'''

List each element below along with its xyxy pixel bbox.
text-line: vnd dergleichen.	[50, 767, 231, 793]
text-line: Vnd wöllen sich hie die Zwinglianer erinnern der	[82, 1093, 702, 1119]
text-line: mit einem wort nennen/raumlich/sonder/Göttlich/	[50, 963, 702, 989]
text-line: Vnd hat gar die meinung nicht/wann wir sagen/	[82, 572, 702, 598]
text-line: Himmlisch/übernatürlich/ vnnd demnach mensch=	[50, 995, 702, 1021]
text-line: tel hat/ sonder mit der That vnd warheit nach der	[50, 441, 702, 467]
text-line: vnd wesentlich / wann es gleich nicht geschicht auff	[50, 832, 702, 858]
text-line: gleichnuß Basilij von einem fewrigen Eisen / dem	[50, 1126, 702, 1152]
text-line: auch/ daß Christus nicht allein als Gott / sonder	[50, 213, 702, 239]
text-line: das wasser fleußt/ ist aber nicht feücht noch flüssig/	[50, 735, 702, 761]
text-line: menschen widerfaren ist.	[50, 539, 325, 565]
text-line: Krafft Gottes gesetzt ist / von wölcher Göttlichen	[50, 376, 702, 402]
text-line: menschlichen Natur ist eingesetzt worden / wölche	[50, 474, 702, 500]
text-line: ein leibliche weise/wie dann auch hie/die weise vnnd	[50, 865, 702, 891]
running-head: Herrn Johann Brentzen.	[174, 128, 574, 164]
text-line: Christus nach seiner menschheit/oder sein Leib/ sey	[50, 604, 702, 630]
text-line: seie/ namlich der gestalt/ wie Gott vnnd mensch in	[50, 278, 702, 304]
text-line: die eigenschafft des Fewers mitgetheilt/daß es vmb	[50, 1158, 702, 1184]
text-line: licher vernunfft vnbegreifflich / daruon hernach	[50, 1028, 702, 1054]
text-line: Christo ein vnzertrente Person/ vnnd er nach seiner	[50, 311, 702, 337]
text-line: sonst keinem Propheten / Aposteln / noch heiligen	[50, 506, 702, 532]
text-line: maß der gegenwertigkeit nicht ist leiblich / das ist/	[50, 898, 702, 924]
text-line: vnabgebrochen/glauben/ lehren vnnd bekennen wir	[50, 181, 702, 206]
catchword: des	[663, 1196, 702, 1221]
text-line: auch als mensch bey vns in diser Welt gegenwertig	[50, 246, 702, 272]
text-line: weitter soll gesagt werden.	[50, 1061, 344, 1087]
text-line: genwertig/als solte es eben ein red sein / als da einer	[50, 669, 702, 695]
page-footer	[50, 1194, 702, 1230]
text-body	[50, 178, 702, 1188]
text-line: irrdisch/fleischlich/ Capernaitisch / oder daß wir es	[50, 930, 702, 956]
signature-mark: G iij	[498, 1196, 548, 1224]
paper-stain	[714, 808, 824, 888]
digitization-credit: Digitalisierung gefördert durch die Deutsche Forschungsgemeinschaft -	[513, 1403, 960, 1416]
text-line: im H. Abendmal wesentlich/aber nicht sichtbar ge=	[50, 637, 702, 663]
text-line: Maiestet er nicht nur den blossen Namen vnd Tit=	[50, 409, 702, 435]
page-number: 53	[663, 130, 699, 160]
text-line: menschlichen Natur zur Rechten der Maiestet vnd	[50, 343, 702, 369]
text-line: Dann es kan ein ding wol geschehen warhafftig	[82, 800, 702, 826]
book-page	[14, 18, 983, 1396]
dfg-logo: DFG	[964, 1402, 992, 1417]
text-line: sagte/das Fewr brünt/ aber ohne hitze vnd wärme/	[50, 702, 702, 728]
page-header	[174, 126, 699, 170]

'''

■ Job ■
Output every line of the listing above as a numbered list, one line per entry, with blank lines left out.

■ Exercise output ■
1. List each element below along with its xyxy pixel bbox.
2. text-line: vnd dergleichen.	[50, 767, 231, 793]
3. text-line: Vnd wöllen sich hie die Zwinglianer erinnern der	[82, 1093, 702, 1119]
4. text-line: mit einem wort nennen/raumlich/sonder/Göttlich/	[50, 963, 702, 989]
5. text-line: Vnd hat gar die meinung nicht/wann wir sagen/	[82, 572, 702, 598]
6. text-line: Himmlisch/übernatürlich/ vnnd demnach mensch=	[50, 995, 702, 1021]
7. text-line: tel hat/ sonder mit der That vnd warheit nach der	[50, 441, 702, 467]
8. text-line: vnd wesentlich / wann es gleich nicht geschicht auff	[50, 832, 702, 858]
9. text-line: gleichnuß Basilij von einem fewrigen Eisen / dem	[50, 1126, 702, 1152]
10. text-line: auch/ daß Christus nicht allein als Gott / sonder	[50, 213, 702, 239]
11. text-line: das wasser fleußt/ ist aber nicht feücht noch flüssig/	[50, 735, 702, 761]
12. text-line: menschen widerfaren ist.	[50, 539, 325, 565]
13. text-line: Krafft Gottes gesetzt ist / von wölcher Göttlichen	[50, 376, 702, 402]
14. text-line: menschlichen Natur ist eingesetzt worden / wölche	[50, 474, 702, 500]
15. text-line: ein leibliche weise/wie dann auch hie/die weise vnnd	[50, 865, 702, 891]
16. running-head: Herrn Johann Brentzen.	[174, 128, 574, 164]
17. text-line: Christus nach seiner menschheit/oder sein Leib/ sey	[50, 604, 702, 630]
18. text-line: seie/ namlich der gestalt/ wie Gott vnnd mensch in	[50, 278, 702, 304]
19. text-line: die eigenschafft des Fewers mitgetheilt/daß es vmb	[50, 1158, 702, 1184]
20. text-line: licher vernunfft vnbegreifflich / daruon hernach	[50, 1028, 702, 1054]
21. text-line: Christo ein vnzertrente Person/ vnnd er nach seiner	[50, 311, 702, 337]
22. text-line: sonst keinem Propheten / Aposteln / noch heiligen	[50, 506, 702, 532]
23. text-line: maß der gegenwertigkeit nicht ist leiblich / das ist/	[50, 898, 702, 924]
24. text-line: vnabgebrochen/glauben/ lehren vnnd bekennen wir	[50, 181, 702, 206]
25. catchword: des	[663, 1196, 702, 1221]
26. text-line: auch als mensch bey vns in diser Welt gegenwertig	[50, 246, 702, 272]
27. text-line: weitter soll gesagt werden.	[50, 1061, 344, 1087]
28. text-line: genwertig/als solte es eben ein red sein / als da einer	[50, 669, 702, 695]
29. page-footer	[50, 1194, 702, 1230]
30. text-body	[50, 178, 702, 1188]
31. text-line: irrdisch/fleischlich/ Capernaitisch / oder daß wir es	[50, 930, 702, 956]
32. signature-mark: G iij	[498, 1196, 548, 1224]
33. paper-stain	[714, 808, 824, 888]
34. digitization-credit: Digitalisierung gefördert durch die Deutsche Forschungsgemeinschaft -	[513, 1403, 960, 1416]
35. text-line: im H. Abendmal wesentlich/aber nicht sichtbar ge=	[50, 637, 702, 663]
36. text-line: Maiestet er nicht nur den blossen Namen vnd Tit=	[50, 409, 702, 435]
37. page-number: 53	[663, 130, 699, 160]
38. text-line: menschlichen Natur zur Rechten der Maiestet vnd	[50, 343, 702, 369]
39. text-line: Dann es kan ein ding wol geschehen warhafftig	[82, 800, 702, 826]
40. book-page	[14, 18, 983, 1396]
41. dfg-logo: DFG	[964, 1402, 992, 1417]
42. text-line: sagte/das Fewr brünt/ aber ohne hitze vnd wärme/	[50, 702, 702, 728]
43. page-header	[174, 126, 699, 170]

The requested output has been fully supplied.